## [Aim of the exercise]
Your task is to reproduce the material exactly.

++++++++++

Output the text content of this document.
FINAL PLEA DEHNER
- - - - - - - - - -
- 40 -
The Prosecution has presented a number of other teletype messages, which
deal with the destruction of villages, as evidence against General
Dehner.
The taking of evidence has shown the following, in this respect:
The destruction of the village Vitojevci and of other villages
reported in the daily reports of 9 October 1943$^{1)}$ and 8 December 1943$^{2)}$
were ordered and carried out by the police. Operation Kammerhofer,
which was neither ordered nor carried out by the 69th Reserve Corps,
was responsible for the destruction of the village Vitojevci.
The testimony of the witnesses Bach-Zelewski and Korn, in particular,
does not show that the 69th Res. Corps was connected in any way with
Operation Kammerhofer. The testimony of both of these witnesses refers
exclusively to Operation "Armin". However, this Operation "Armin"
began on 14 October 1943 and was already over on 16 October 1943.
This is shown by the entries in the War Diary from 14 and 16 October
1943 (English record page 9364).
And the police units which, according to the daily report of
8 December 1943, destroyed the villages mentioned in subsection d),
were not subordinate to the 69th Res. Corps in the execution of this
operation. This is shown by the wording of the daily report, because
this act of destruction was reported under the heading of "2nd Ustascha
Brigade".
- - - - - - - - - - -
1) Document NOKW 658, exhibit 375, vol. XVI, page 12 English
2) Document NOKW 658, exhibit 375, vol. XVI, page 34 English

++++++++++

## [Answer to the exercise]
Output the text content of this document.
FINAL PLEA DEHNER
- - - - - - - - - -
- 40 -
The Prosecution has presented a number of other teletype messages, which
deal with the destruction of villages, as evidence against General
Dehner.
The taking of evidence has shown the following, in this respect:
The destruction of the village Vitojevci and of other villages
reported in the daily reports of 9 October 1943$^{1)}$ and 8 December 1943$^{2)}$
were ordered and carried out by the police. Operation Kammerhofer,
which was neither ordered nor carried out by the 69th Reserve Corps,
was responsible for the destruction of the village Vitojevci.
The testimony of the witnesses Bach-Zelewski and Korn, in particular,
does not show that the 69th Res. Corps was connected in any way with
Operation Kammerhofer. The testimony of both of these witnesses refers
exclusively to Operation "Armin". However, this Operation "Armin"
began on 14 October 1943 and was already over on 16 October 1943.
This is shown by the entries in the War Diary from 14 and 16 October
1943 (English record page 9364).
And the police units which, according to the daily report of
8 December 1943, destroyed the villages mentioned in subsection d),
were not subordinate to the 69th Res. Corps in the execution of this
operation. This is shown by the wording of the daily report, because
this act of destruction was reported under the heading of "2nd Ustascha
Brigade".
- - - - - - - - - - -
1) Document NOKW 658, exhibit 375, vol. XVI, page 12 English
2) Document NOKW 658, exhibit 375, vol. XVI, page 34 English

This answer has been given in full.